==== Data provided
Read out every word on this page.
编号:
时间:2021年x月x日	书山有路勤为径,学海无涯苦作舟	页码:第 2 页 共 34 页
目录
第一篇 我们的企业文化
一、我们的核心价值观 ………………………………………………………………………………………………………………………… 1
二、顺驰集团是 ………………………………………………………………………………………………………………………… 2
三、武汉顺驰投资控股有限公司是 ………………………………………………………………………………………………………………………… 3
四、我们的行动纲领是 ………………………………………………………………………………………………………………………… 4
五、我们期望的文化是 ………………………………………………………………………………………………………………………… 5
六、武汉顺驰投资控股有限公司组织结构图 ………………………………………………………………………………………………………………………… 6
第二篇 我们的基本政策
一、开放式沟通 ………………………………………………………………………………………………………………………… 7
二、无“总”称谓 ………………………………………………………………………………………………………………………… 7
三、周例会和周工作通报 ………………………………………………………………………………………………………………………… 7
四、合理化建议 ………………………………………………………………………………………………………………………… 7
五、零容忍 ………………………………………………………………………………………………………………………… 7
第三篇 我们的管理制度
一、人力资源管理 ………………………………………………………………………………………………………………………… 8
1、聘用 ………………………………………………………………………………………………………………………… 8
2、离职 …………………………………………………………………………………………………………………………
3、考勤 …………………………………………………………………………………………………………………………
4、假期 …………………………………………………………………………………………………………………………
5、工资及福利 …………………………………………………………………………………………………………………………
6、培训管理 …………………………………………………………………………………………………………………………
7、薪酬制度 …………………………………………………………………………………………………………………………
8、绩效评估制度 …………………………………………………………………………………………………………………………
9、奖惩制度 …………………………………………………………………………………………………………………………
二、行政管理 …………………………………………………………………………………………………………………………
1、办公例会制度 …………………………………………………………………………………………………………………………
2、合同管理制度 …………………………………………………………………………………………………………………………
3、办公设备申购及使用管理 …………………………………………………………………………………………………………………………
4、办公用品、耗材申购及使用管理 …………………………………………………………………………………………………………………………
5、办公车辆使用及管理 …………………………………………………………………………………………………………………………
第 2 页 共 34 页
========
==== Data provided
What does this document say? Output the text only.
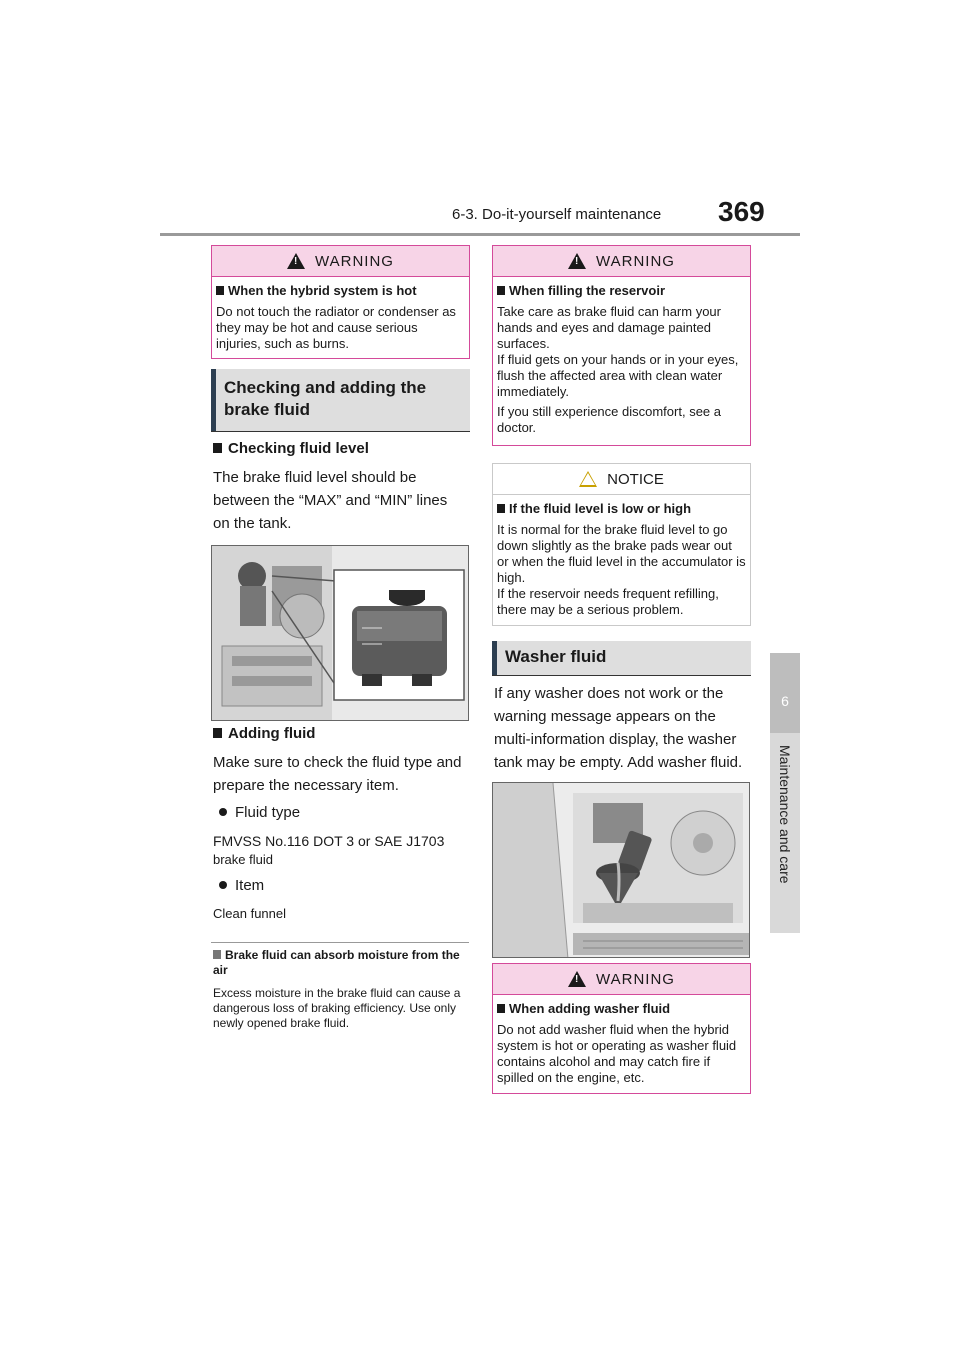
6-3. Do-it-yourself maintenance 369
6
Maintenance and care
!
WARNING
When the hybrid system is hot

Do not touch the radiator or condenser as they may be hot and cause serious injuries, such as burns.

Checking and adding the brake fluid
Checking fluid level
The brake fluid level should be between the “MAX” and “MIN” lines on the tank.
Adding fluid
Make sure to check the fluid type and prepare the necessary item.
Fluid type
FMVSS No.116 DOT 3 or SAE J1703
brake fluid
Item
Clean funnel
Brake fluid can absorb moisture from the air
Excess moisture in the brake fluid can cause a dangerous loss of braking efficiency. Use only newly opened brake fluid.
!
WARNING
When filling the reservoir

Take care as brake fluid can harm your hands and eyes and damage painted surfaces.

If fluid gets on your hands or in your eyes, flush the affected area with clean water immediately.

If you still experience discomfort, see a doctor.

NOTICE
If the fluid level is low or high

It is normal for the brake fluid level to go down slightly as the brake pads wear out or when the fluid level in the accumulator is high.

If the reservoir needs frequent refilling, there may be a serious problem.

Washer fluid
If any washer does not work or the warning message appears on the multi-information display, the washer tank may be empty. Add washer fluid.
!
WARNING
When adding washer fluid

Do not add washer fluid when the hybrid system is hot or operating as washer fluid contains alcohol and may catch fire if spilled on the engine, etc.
========
==== Data provided
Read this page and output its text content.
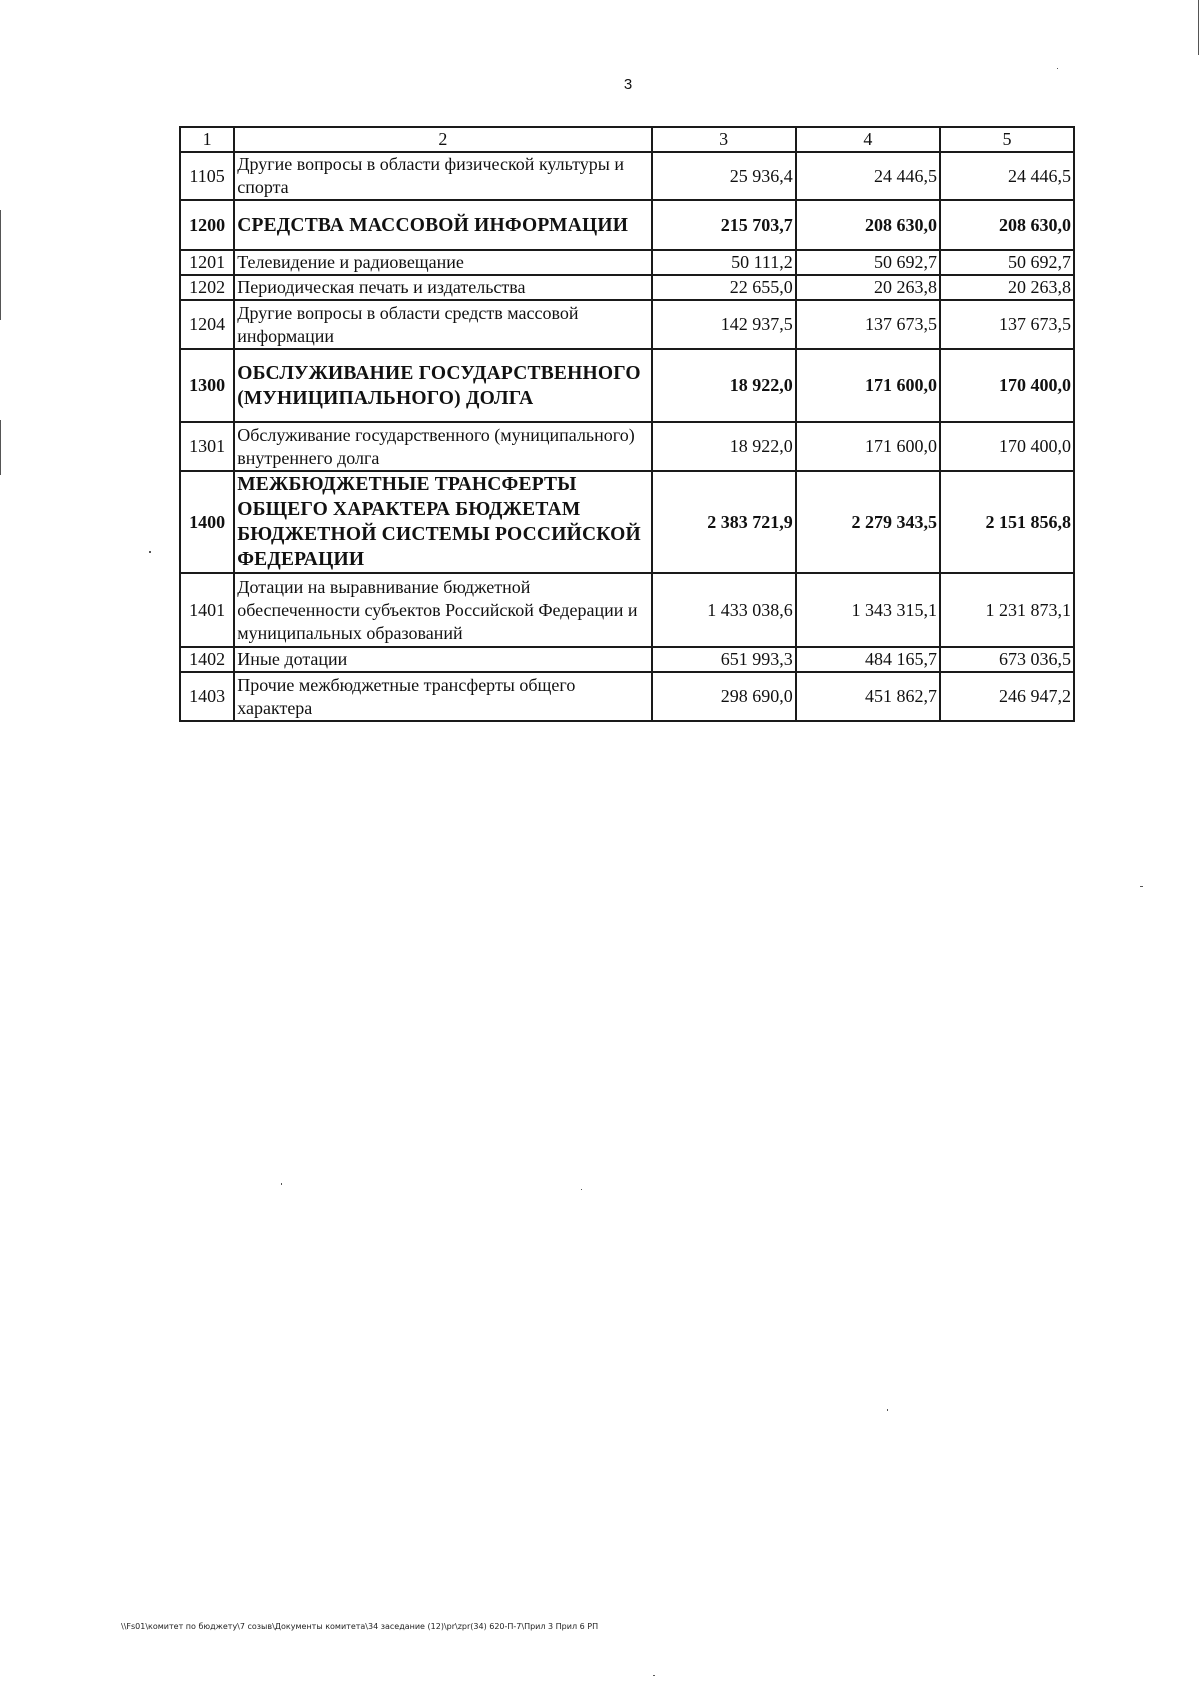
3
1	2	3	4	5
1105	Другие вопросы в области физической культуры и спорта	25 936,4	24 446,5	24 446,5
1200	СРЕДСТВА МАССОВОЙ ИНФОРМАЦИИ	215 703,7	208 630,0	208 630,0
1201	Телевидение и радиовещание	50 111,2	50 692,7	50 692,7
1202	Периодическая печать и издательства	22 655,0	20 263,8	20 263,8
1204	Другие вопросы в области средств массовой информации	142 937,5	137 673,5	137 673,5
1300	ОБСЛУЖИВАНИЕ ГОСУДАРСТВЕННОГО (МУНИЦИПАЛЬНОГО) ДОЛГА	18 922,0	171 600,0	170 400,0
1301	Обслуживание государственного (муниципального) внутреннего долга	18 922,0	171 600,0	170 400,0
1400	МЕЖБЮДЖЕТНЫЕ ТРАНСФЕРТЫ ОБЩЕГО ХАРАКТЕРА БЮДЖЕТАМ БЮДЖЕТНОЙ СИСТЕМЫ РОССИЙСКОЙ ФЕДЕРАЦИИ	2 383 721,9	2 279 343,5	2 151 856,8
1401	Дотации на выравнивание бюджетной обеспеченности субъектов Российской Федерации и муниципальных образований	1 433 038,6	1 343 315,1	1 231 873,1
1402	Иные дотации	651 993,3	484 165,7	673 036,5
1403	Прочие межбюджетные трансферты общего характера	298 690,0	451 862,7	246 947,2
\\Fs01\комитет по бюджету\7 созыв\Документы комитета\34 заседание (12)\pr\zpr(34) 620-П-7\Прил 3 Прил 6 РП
========
Tell how many lines in the material contain the word "page". Only the number is wanted.

**Result of the task**
2